> **YOUR GOAL**: Wherever the string "الضعفاء" appears in a line, extract that line.

-- begin RECORD SET --

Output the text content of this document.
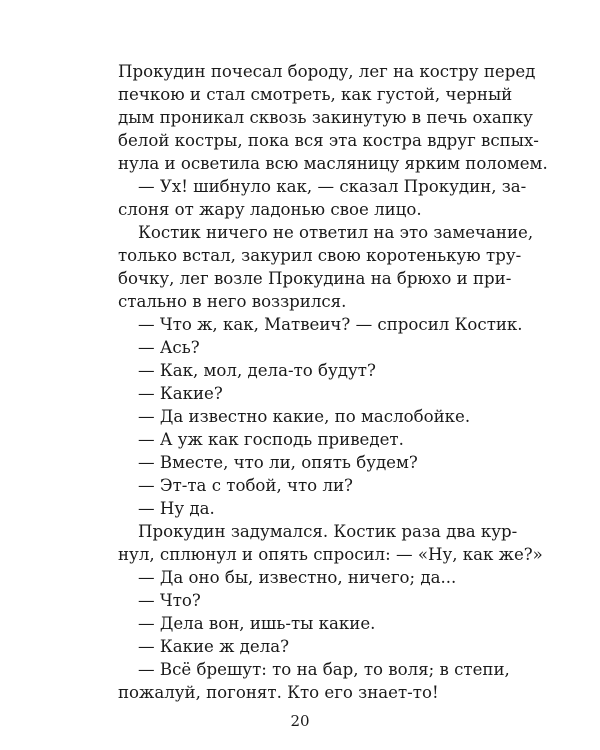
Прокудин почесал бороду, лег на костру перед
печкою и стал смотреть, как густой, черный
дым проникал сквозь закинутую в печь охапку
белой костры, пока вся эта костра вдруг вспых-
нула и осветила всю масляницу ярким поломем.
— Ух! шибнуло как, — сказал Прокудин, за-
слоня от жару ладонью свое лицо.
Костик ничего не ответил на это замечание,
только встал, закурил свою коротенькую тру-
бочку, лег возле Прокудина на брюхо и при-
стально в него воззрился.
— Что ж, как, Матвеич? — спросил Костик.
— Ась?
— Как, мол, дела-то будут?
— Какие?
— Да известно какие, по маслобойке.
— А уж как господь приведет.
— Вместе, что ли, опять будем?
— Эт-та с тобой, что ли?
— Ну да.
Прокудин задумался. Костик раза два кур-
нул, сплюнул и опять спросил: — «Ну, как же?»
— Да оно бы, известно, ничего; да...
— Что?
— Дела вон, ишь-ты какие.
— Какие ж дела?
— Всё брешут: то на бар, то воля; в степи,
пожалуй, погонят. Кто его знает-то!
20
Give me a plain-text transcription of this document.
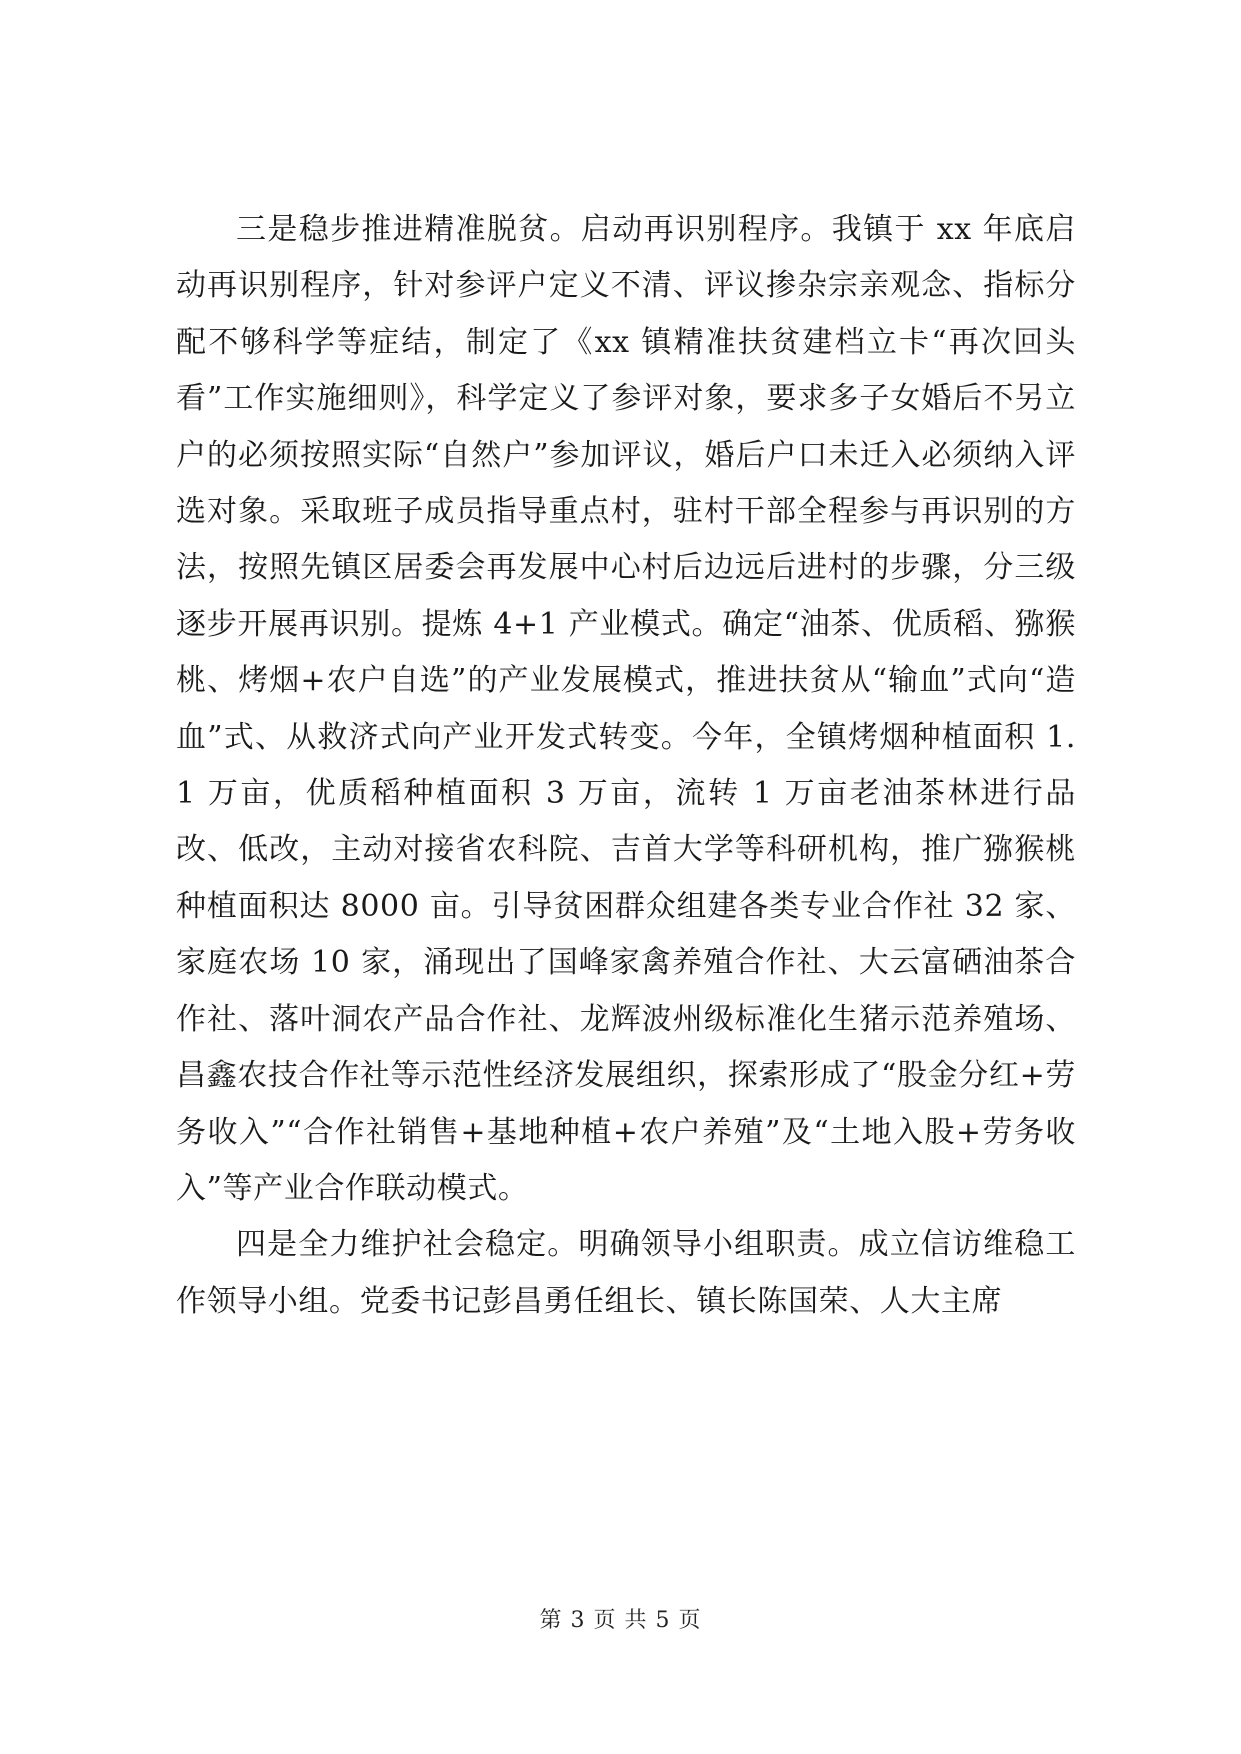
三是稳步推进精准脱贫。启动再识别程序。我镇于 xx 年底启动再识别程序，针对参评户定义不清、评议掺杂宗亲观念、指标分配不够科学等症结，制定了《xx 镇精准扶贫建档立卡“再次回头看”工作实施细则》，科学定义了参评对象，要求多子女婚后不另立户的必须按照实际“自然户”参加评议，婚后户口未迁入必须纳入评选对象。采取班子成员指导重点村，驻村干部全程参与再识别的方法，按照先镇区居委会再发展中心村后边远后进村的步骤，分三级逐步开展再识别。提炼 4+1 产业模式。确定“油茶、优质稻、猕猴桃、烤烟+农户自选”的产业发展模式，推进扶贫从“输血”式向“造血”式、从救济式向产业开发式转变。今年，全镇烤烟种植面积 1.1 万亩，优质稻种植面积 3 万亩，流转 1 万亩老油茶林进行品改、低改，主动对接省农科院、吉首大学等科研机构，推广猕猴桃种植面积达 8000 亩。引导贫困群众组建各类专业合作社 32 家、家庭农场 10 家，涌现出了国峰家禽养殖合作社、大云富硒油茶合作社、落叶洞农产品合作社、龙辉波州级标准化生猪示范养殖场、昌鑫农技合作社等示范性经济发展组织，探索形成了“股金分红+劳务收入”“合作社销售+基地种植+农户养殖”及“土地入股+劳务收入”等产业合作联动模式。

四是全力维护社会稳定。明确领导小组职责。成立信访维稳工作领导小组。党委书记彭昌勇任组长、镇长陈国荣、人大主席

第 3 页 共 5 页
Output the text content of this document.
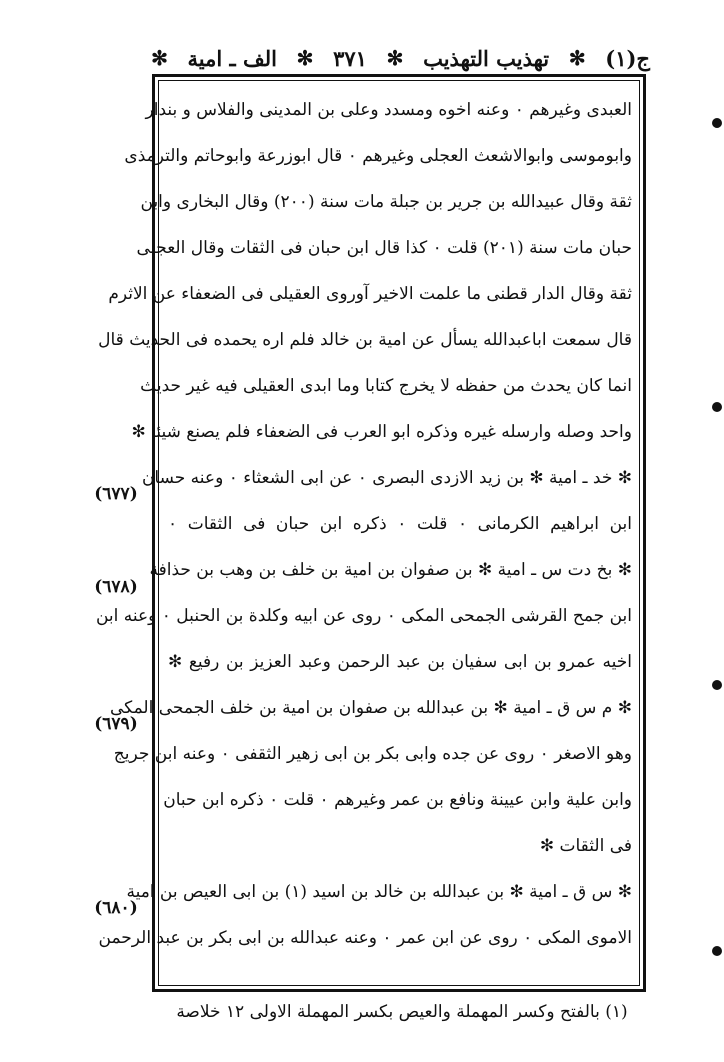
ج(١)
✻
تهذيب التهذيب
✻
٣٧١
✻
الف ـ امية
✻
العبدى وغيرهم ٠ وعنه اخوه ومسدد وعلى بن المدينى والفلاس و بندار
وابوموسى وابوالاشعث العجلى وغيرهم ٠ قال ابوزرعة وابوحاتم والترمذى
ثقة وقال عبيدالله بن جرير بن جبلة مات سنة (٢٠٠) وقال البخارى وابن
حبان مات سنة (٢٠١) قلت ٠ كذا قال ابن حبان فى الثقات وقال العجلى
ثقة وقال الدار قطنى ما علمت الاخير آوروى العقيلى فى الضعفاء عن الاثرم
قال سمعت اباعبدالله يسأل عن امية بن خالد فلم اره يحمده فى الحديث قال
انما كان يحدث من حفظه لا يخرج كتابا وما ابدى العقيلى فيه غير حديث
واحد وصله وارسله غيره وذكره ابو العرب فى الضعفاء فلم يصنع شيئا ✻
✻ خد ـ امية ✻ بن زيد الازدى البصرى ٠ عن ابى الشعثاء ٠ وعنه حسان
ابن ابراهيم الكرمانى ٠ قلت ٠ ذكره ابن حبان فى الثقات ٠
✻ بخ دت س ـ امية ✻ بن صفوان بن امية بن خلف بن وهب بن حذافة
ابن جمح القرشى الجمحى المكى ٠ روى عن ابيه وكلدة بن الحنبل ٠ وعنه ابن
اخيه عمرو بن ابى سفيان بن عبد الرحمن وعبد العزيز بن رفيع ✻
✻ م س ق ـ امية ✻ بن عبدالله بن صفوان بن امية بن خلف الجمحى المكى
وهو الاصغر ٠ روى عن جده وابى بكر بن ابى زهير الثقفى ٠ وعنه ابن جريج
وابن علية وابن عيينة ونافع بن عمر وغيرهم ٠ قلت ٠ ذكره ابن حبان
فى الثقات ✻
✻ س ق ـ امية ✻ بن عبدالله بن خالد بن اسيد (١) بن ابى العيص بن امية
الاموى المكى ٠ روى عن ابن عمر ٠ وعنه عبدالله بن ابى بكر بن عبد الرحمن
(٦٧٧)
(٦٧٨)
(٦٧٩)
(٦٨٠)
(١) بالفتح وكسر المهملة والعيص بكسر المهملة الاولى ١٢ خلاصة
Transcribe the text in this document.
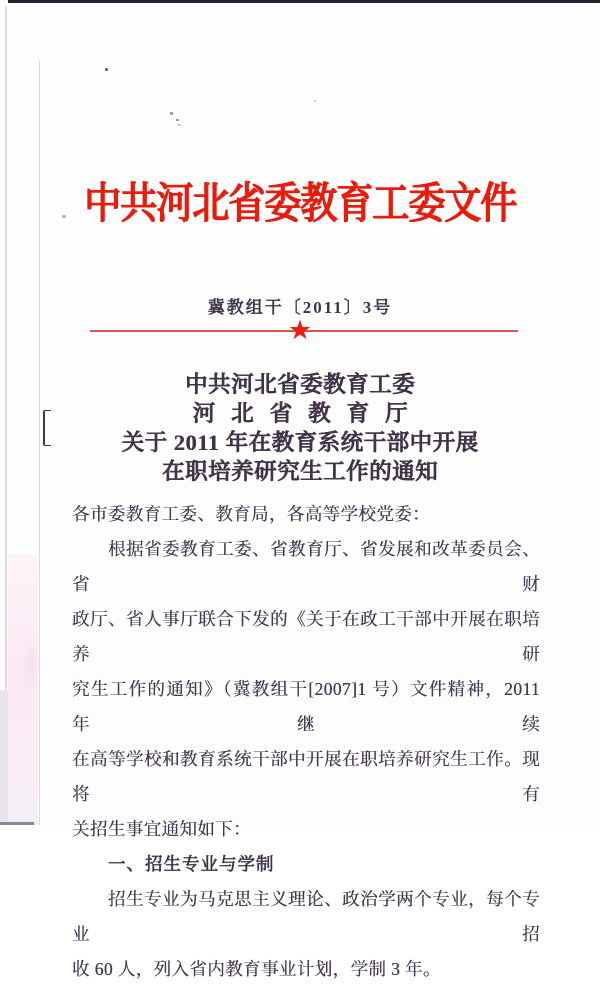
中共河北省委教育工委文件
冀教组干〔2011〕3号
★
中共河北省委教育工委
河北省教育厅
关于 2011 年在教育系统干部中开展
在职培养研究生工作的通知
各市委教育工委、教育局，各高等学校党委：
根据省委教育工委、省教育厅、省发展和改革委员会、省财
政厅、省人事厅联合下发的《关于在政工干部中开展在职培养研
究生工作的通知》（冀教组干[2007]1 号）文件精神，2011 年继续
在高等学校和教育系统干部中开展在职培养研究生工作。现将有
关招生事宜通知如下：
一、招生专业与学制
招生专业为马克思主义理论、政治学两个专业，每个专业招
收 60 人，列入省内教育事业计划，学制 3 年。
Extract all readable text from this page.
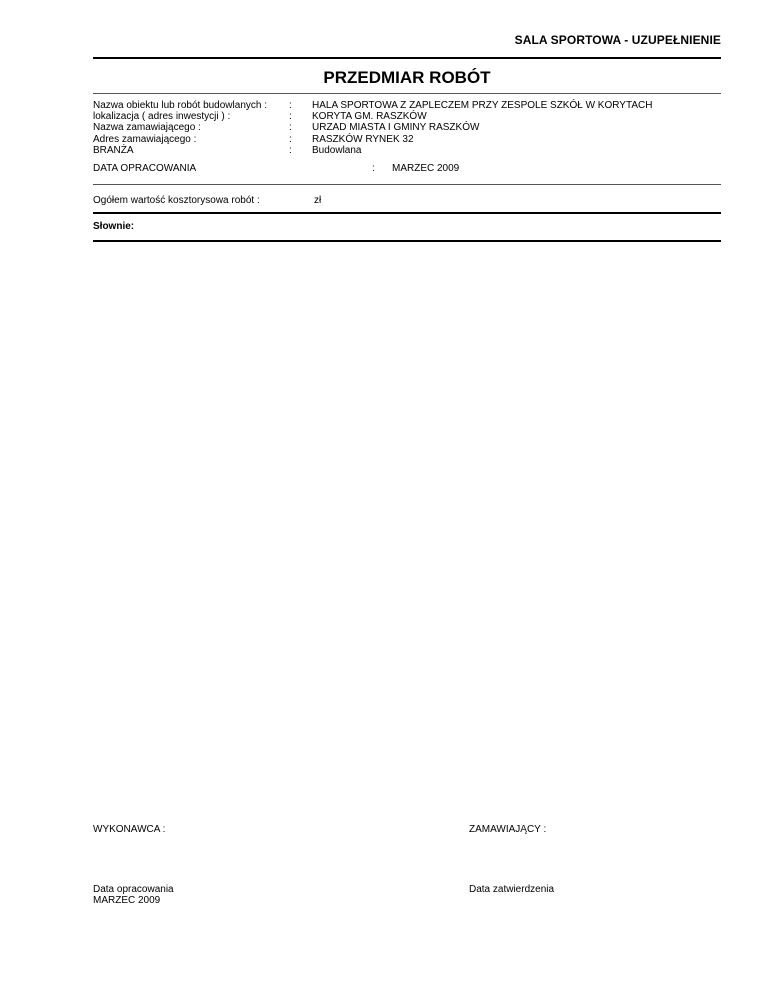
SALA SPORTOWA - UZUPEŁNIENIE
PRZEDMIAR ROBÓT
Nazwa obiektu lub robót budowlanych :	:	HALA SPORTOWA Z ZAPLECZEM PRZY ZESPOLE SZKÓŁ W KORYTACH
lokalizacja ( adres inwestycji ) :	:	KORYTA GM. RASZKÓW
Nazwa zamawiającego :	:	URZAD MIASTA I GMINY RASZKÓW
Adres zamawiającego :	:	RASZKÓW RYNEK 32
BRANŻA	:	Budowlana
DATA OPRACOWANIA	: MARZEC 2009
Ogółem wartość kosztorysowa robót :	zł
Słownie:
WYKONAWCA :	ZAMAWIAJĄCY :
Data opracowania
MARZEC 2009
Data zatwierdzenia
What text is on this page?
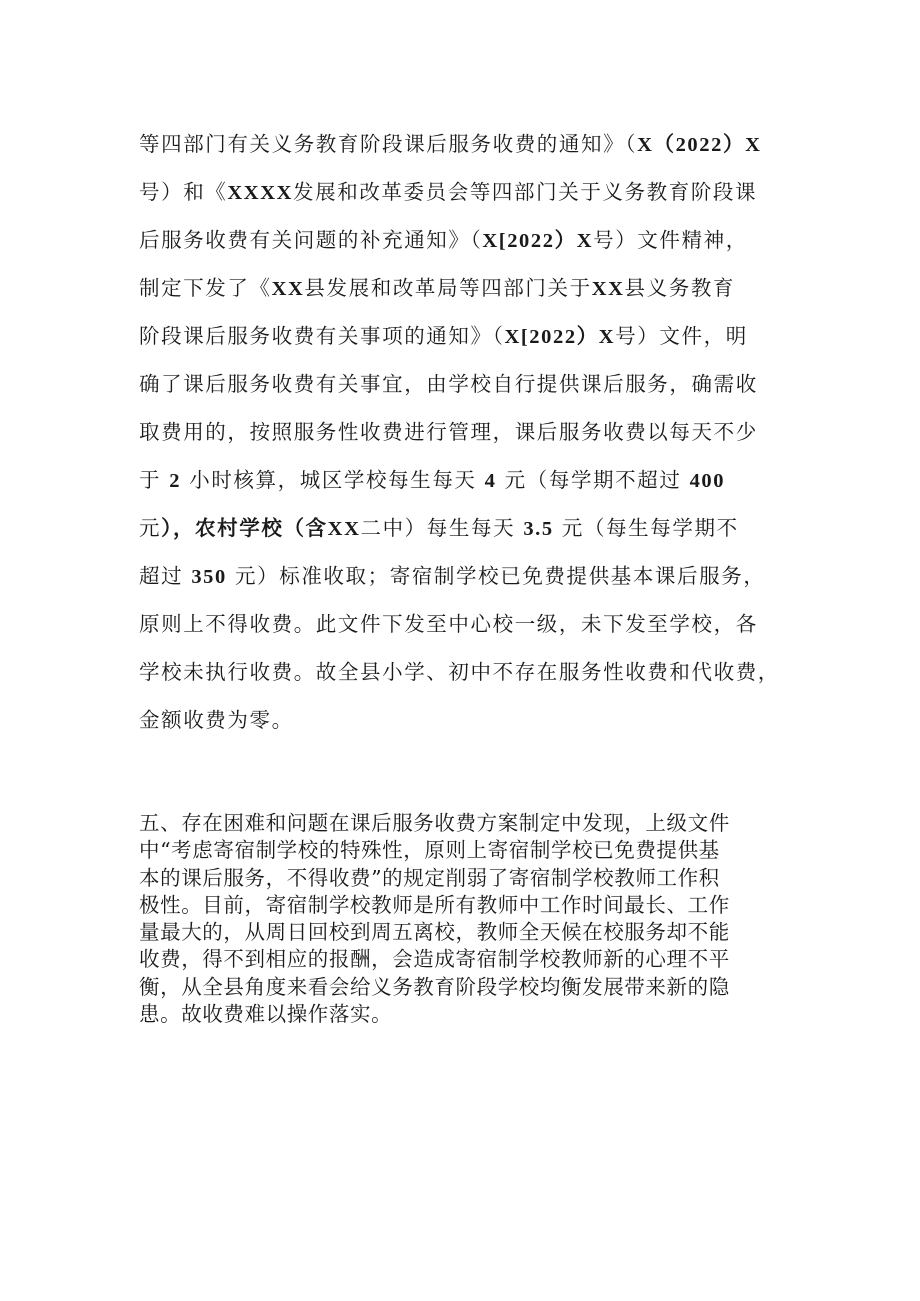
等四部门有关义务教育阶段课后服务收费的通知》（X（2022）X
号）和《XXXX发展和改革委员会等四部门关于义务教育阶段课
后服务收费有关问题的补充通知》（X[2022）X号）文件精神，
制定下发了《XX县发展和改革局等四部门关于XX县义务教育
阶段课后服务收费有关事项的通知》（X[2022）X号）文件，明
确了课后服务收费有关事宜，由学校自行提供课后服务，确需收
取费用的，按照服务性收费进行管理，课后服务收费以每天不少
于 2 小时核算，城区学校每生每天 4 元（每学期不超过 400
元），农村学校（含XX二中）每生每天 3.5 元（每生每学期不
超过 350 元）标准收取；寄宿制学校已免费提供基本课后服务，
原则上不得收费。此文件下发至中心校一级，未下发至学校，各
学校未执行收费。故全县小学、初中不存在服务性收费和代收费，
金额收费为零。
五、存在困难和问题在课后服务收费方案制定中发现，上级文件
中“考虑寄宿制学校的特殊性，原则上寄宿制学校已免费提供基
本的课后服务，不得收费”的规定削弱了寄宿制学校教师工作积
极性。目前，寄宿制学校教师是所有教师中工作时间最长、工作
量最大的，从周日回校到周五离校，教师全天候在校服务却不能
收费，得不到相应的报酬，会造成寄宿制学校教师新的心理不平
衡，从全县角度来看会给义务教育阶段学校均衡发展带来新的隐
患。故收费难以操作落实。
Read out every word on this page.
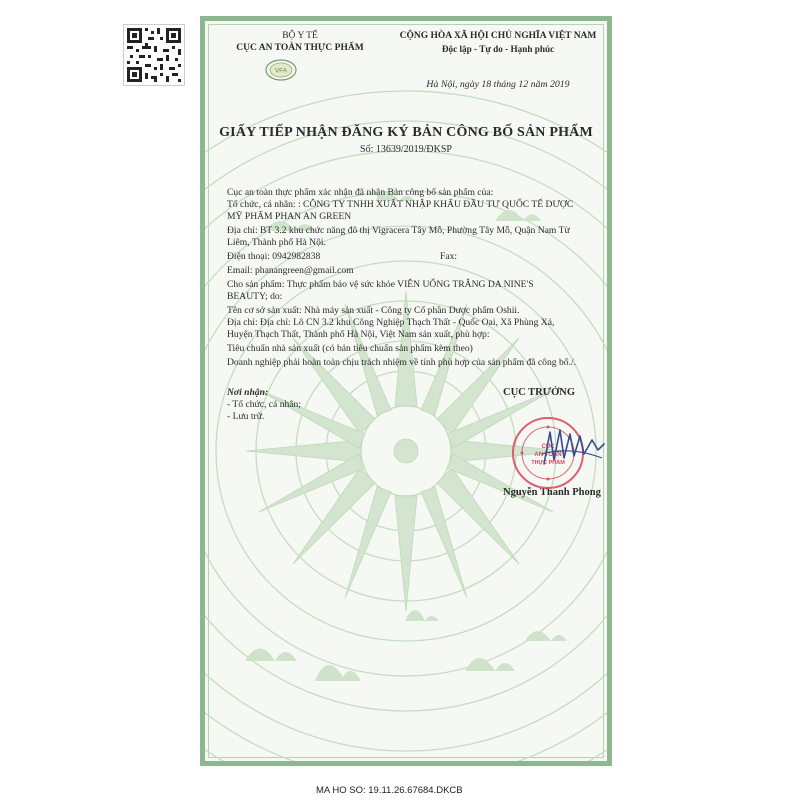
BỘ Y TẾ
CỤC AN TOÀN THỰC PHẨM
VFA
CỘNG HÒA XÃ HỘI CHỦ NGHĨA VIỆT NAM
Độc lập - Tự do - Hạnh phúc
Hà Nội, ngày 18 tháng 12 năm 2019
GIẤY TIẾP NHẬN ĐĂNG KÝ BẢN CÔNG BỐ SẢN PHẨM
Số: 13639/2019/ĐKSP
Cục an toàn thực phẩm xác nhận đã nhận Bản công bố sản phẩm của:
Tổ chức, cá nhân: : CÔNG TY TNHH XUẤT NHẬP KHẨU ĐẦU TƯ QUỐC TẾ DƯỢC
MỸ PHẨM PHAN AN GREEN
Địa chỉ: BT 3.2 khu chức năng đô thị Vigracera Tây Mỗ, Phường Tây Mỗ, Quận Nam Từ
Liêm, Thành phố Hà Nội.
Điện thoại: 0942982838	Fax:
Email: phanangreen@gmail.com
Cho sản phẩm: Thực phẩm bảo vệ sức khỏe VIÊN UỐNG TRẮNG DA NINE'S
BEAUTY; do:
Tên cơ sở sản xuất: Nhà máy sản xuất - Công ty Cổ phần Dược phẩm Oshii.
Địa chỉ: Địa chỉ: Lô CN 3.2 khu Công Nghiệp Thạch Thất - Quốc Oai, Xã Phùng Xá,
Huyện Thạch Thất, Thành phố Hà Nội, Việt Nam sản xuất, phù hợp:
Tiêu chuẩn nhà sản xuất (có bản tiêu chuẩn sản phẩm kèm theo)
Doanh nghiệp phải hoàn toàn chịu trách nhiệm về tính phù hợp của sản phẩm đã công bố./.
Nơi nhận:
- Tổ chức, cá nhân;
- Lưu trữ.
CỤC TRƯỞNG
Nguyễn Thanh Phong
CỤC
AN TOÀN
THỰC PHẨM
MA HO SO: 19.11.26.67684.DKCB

-- end RECORD SET --

> **RESULT BELOW**:
ثقة وقال الدار قطنى ما علمت الاخير آوروى العقيلى فى الضعفاء عن الاثرم
واحد وصله وارسله غيره وذكره ابو العرب فى الضعفاء فلم يصنع شيئا ✻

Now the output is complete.